TASK GOAL:
Extract, exactly as written, all lines of the material below from the line that includes "Give me the" through its last line.

___ DATA PROVIDED ___

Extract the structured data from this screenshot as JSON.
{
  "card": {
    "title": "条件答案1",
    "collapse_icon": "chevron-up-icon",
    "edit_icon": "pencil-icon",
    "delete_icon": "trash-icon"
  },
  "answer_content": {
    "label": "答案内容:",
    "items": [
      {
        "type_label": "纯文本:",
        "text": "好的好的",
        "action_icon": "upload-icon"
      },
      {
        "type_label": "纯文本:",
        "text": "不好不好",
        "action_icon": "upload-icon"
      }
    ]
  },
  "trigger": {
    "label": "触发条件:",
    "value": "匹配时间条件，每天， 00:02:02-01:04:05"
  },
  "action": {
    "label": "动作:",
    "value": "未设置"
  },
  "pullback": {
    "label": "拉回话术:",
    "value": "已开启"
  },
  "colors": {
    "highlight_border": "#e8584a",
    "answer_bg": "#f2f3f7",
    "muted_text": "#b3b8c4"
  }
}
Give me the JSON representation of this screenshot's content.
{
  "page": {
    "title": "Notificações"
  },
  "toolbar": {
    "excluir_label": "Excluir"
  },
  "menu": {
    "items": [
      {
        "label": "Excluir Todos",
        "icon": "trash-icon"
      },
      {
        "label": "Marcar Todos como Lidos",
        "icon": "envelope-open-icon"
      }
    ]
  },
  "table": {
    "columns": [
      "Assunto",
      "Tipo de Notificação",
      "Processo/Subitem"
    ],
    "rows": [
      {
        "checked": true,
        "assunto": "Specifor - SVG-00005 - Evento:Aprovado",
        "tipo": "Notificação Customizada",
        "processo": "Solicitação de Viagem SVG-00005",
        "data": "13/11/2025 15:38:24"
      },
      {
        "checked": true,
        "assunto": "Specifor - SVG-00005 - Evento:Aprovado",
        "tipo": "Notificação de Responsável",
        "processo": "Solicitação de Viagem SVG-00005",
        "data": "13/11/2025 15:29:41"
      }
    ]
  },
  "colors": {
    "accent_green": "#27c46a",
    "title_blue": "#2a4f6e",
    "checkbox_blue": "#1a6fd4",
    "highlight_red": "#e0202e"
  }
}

___

ANSWER:
Give me the JSON representation of this screenshot's content.
{
  "page": {
    "title": "Notificações"
  },
  "toolbar": {
    "excluir_label": "Excluir"
  },
  "menu": {
    "items": [
      {
        "label": "Excluir Todos",
        "icon": "trash-icon"
      },
      {
        "label": "Marcar Todos como Lidos",
        "icon": "envelope-open-icon"
      }
    ]
  },
  "table": {
    "columns": [
      "Assunto",
      "Tipo de Notificação",
      "Processo/Subitem"
    ],
    "rows": [
      {
        "checked": true,
        "assunto": "Specifor - SVG-00005 - Evento:Aprovado",
        "tipo": "Notificação Customizada",
        "processo": "Solicitação de Viagem SVG-00005",
        "data": "13/11/2025 15:38:24"
      },
      {
        "checked": true,
        "assunto": "Specifor - SVG-00005 - Evento:Aprovado",
        "tipo": "Notificação de Responsável",
        "processo": "Solicitação de Viagem SVG-00005",
        "data": "13/11/2025 15:29:41"
      }
    ]
  },
  "colors": {
    "accent_green": "#27c46a",
    "title_blue": "#2a4f6e",
    "checkbox_blue": "#1a6fd4",
    "highlight_red": "#e0202e"
  }
}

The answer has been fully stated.